> [TEXT BLOCK]
————

Thank you, Kevin. As we highlighted today, we finished fiscal 2025 with solid year-over-year growth on both a quarterly and as well as on annualized basis. We have a refreshed leadership team here that's fully focused on executing our strategic initiatives, including implementing our solutions-based sales approach with partners and customers to increase the value we provide. Although the current tariff and macroeconomic environment create uncertainty and near-term caution to certain customers, the growth of our sales opportunities combined with the expected benefits from our strategic initiatives gives us a reason to be increasingly optimistic for the later part of our fiscal year. With that said, I will now turn the call back over to the operator for Q&A session. Operator?

speaker
Operator
Conference Call Operator

We will now begin the question and answer session. To ask a question, you may press star, then 1 on your telephone keypad. If you are using a speakerphone, please pick up your handset before pressing the keys. To withdraw your question, please press star, then 2. At this time, we will pause momentarily to assemble our roster. Our first question is from Craig Irwin with Roth Capital Partners. Please go ahead.

speaker
Andrew
Analyst, Roth Capital Partners

Hi, guys. It's Andrew on for Craig, but thank you for taking our questions. First question for me, it was really nice to see the strong gross margin expansion in the quarter. Can you guys just kind of you know, talk a little bit more about what went right in the quarter there. And you guys have also talked about, you know, near-term visibility to 40% gross margins. So kind of additional color on kind of where we are in that journey would be great.

————

> [PROVIDED MATERIAL]
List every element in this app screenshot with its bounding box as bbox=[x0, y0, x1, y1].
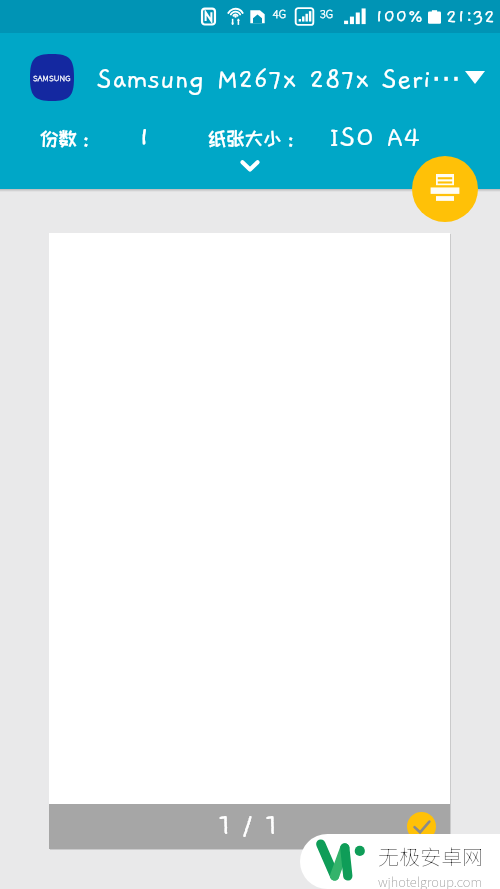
staticText: 无极安卓网 bbox=[378, 841, 483, 871]
staticText: 1 bbox=[138, 122, 151, 153]
button[interactable]: Page selected bbox=[407, 812, 436, 841]
button[interactable]: SAMSUNG bbox=[30, 33, 485, 122]
button[interactable]: Show more options bbox=[228, 148, 272, 182]
staticText: ISO A4 bbox=[329, 122, 421, 153]
staticText: wjhotelgroup.com bbox=[378, 872, 483, 889]
staticText: 1 / 1 bbox=[219, 810, 280, 842]
staticText: SAMSUNG bbox=[33, 72, 71, 84]
staticText: 21:32 bbox=[446, 6, 495, 27]
button[interactable]: 纸张大小： bbox=[208, 122, 421, 153]
staticText: 3G bbox=[320, 5, 334, 21]
staticText: 纸张大小： bbox=[208, 128, 300, 148]
button[interactable]: Print bbox=[412, 156, 478, 222]
staticText: 100% bbox=[375, 6, 424, 27]
button[interactable]: 份数： bbox=[40, 122, 151, 153]
staticText: 4G bbox=[273, 5, 287, 21]
staticText: 份数： bbox=[40, 128, 96, 148]
staticText: Samsung M267x 287x Seri⋯ bbox=[97, 60, 465, 95]
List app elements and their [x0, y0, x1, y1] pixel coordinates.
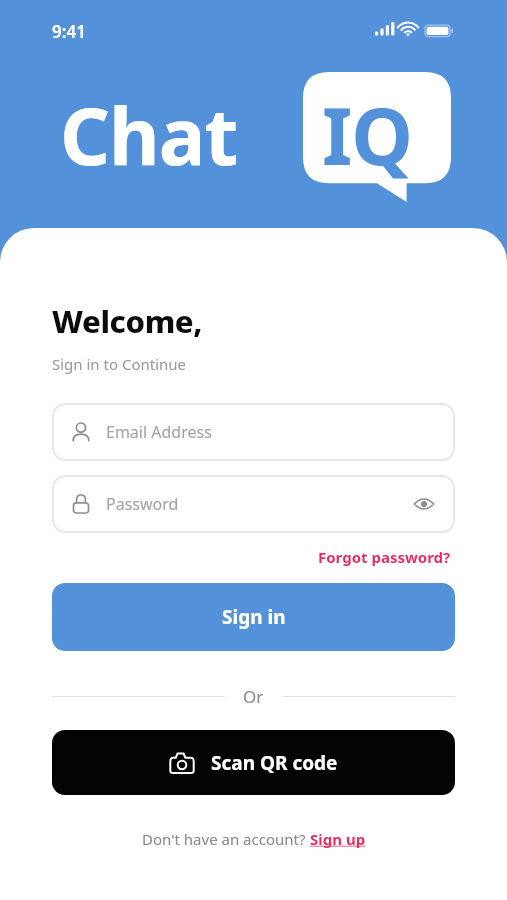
staticText: Sign up	[310, 829, 366, 849]
button[interactable]: Email Address	[52, 403, 455, 461]
staticText: Or	[243, 685, 264, 708]
staticText: 9:41	[52, 20, 86, 43]
button[interactable]: Forgot password?	[314, 543, 455, 571]
staticText: Chat	[60, 82, 238, 188]
button[interactable]: Sign up	[310, 829, 366, 849]
button[interactable]: Show password	[411, 491, 437, 517]
staticText: Sign in to Continue	[52, 354, 187, 374]
staticText: Welcome,	[52, 300, 203, 342]
button[interactable]: Sign in	[52, 583, 455, 651]
button[interactable]: Scan QR code	[52, 730, 455, 795]
staticText: IQ	[322, 82, 413, 188]
staticText: Scan QR code	[211, 750, 338, 776]
staticText: Password	[106, 493, 411, 515]
staticText: Don't have an account?	[142, 829, 310, 849]
staticText: Forgot password?	[318, 547, 451, 567]
staticText: Email Address	[106, 421, 437, 443]
button[interactable]: Password	[52, 475, 455, 533]
staticText: Sign in	[222, 604, 286, 630]
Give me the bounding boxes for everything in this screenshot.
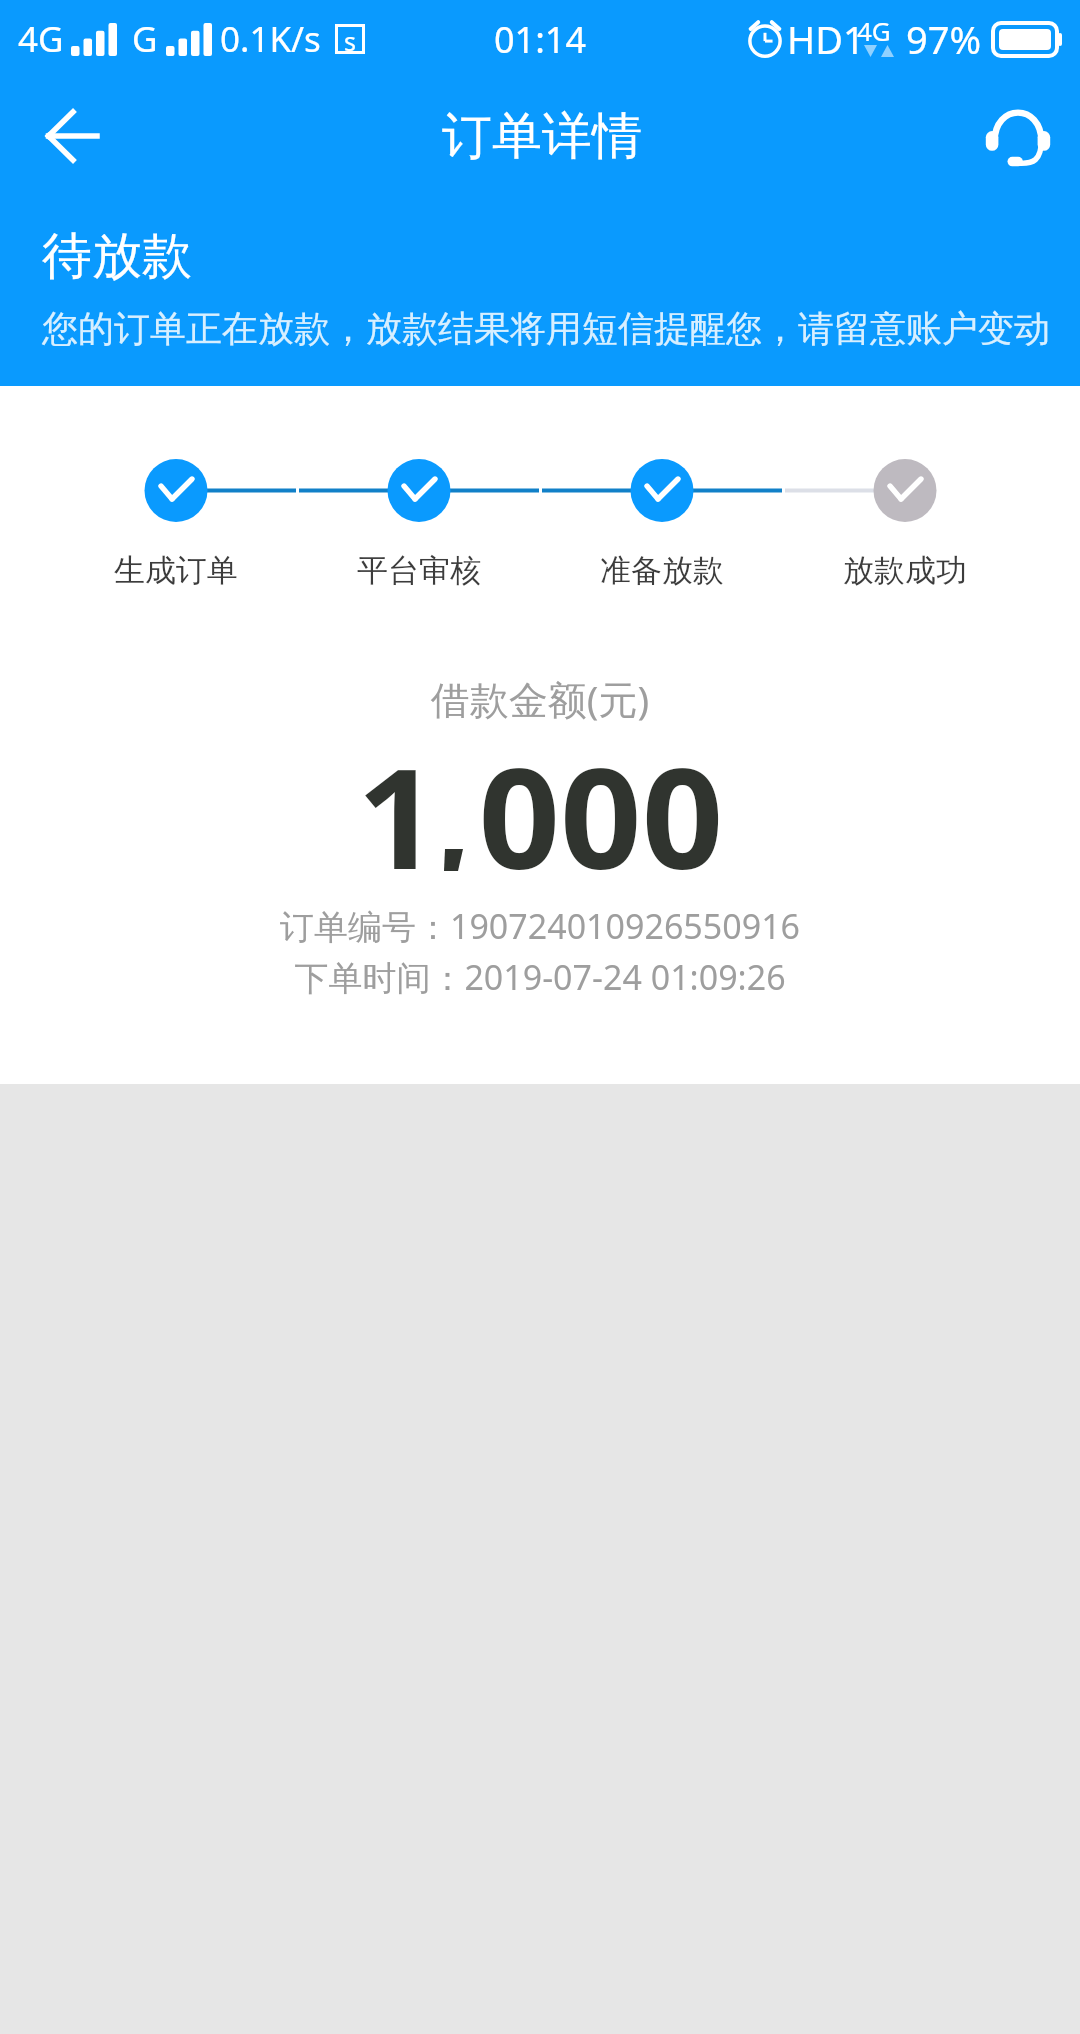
staticText: 准备放款	[600, 551, 724, 590]
staticText: HD1	[787, 13, 865, 65]
staticText: G	[132, 15, 158, 63]
staticText: 1 000	[0, 721, 1080, 909]
staticText: 平台审核	[357, 551, 481, 590]
staticText: 借款金额(元)	[0, 672, 1080, 725]
staticText: 下单时间：2019-07-24 01:09:26	[0, 954, 1080, 1000]
staticText: 放款成功	[843, 551, 967, 590]
staticText: 待放款	[42, 225, 192, 288]
button[interactable]: Customer service	[968, 85, 1068, 185]
staticText: 生成订单	[114, 551, 238, 590]
staticText: s	[344, 24, 356, 54]
staticText: 4G	[18, 15, 64, 63]
staticText: 0.1K/s	[220, 15, 321, 63]
staticText: 4G	[857, 13, 891, 48]
staticText: 97%	[906, 13, 982, 65]
staticText: 订单编号：190724010926550916	[0, 903, 1080, 949]
button[interactable]: Back	[22, 86, 122, 186]
staticText: 订单详情	[442, 105, 642, 168]
staticText: 您的订单正在放款，放款结果将用短信提醒您，请留意账户变动	[42, 306, 1050, 351]
staticText: 01:14	[494, 15, 587, 64]
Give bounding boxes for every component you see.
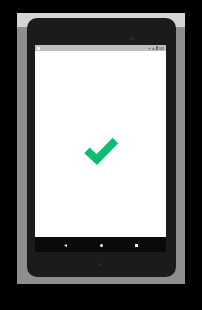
button[interactable]: Home [95, 239, 107, 251]
staticText: Android Emulator - Nexus_7_API_29:5554 [58, 17, 145, 23]
button[interactable]: Back [59, 239, 71, 251]
button[interactable]: Recent apps [130, 239, 142, 251]
button[interactable]: Success check [85, 138, 117, 164]
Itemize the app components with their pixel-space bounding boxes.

————

> [TASK STATEMENT] Write out the part of the earnings call transcript that opens with the words containing "Hi, guys. It's" and closes with "would be great.", changing "journey" to "process".

> [COMPLETED EXERCISE]
Hi, guys. It's Andrew on for Craig, but thank you for taking our questions. First question for me, it was really nice to see the strong gross margin expansion in the quarter. Can you guys just kind of you know, talk a little bit more about what went right in the quarter there. And you guys have also talked about, you know, near-term visibility to 40% gross margins. So kind of additional color on kind of where we are in that process would be great.